Problem statement =>
Your answer is a single number: the count of lines that contain the string "dewpoint".

The input =>
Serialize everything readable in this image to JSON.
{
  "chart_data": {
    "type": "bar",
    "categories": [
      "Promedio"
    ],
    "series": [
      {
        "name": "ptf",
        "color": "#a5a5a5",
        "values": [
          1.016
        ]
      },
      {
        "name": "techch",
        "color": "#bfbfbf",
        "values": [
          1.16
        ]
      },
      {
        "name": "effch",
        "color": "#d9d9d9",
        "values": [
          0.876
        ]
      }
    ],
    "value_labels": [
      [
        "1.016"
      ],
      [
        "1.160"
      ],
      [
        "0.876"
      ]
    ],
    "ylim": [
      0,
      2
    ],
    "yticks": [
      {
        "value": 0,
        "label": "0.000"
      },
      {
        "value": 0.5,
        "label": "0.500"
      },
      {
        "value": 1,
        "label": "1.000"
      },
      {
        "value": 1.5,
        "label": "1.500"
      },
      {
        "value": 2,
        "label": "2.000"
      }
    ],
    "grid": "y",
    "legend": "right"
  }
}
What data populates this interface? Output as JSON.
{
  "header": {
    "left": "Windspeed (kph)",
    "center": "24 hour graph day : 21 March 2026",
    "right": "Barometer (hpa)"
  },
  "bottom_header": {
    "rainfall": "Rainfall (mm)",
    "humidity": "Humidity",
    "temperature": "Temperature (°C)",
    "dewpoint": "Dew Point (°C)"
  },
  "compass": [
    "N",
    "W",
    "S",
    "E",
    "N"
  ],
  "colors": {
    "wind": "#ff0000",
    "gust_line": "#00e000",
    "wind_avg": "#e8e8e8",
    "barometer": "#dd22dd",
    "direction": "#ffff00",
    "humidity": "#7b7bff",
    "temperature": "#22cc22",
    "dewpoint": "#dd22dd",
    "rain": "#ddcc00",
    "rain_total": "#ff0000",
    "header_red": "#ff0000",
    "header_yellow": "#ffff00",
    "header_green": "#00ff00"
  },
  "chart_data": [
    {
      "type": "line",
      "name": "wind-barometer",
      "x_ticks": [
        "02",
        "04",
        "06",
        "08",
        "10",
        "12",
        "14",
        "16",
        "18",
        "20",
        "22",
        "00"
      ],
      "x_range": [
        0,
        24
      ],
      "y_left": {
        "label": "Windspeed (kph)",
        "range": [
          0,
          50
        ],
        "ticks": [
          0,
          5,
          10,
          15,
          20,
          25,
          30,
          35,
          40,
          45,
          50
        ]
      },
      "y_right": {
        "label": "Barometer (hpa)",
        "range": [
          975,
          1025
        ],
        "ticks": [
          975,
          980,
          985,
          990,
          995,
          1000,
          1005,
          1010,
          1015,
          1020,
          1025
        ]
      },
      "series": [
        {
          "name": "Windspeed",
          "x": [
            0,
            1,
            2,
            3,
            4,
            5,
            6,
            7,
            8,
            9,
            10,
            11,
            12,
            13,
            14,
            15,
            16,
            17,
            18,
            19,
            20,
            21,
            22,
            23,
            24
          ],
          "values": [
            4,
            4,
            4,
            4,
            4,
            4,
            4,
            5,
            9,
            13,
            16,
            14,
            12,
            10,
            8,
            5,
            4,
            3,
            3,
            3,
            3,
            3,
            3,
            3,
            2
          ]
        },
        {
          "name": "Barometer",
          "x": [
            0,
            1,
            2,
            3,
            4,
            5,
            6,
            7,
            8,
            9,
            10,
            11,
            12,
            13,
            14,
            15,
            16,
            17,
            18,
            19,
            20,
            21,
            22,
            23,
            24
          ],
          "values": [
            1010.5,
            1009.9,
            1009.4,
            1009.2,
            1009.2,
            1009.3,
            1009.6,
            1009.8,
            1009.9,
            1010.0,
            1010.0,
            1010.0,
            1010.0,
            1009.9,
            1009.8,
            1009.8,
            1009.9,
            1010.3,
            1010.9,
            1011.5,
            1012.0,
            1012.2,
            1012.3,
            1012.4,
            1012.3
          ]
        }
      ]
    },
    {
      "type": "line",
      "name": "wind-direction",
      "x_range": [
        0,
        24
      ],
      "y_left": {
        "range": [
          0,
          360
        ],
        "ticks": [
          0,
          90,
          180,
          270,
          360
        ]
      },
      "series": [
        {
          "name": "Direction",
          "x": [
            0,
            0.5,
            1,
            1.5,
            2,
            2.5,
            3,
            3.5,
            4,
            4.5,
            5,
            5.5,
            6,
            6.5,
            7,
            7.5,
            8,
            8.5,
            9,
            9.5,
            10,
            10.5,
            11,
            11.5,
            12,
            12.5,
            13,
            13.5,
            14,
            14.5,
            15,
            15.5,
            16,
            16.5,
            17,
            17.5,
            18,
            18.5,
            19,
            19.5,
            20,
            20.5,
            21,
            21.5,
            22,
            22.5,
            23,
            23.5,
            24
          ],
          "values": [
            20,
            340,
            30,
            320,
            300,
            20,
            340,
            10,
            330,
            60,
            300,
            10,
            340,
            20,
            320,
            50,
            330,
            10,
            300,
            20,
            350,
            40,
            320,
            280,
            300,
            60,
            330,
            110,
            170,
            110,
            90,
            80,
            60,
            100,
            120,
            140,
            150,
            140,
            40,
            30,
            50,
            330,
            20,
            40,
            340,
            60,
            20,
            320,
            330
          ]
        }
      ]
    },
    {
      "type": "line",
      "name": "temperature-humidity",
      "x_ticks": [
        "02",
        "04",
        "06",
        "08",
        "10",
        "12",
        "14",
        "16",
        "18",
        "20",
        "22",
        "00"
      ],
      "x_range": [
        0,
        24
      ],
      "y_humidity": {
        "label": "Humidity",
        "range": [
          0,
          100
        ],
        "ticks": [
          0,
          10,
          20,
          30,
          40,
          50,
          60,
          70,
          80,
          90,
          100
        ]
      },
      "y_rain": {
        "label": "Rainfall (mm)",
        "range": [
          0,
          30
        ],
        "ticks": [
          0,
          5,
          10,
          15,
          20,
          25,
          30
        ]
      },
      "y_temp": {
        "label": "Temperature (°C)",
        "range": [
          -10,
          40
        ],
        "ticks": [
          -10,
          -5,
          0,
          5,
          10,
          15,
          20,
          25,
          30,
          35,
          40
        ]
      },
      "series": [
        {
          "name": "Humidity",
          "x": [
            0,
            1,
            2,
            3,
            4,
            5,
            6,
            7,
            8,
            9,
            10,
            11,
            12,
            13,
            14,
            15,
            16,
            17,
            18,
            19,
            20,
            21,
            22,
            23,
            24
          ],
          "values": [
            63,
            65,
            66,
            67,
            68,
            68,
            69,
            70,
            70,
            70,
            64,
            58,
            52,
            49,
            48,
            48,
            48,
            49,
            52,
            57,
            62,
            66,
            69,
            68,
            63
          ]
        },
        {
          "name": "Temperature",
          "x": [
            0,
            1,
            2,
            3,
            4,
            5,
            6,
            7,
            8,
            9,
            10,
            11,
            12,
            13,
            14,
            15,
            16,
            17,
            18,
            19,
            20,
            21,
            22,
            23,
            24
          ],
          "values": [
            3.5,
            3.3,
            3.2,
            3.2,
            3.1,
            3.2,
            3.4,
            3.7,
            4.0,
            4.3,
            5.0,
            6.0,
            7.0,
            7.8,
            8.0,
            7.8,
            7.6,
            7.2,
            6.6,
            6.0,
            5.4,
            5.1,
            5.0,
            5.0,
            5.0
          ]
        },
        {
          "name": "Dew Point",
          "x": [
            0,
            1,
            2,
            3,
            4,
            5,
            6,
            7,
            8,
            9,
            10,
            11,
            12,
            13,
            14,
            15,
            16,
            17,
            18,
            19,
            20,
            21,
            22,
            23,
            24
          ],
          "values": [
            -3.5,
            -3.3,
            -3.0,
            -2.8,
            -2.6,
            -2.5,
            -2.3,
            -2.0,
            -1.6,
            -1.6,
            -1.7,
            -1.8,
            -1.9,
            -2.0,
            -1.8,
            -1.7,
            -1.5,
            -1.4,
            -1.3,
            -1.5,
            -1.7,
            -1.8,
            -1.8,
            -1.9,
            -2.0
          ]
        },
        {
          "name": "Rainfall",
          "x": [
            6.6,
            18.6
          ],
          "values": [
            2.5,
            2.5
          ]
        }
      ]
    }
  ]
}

Exercise output =>
2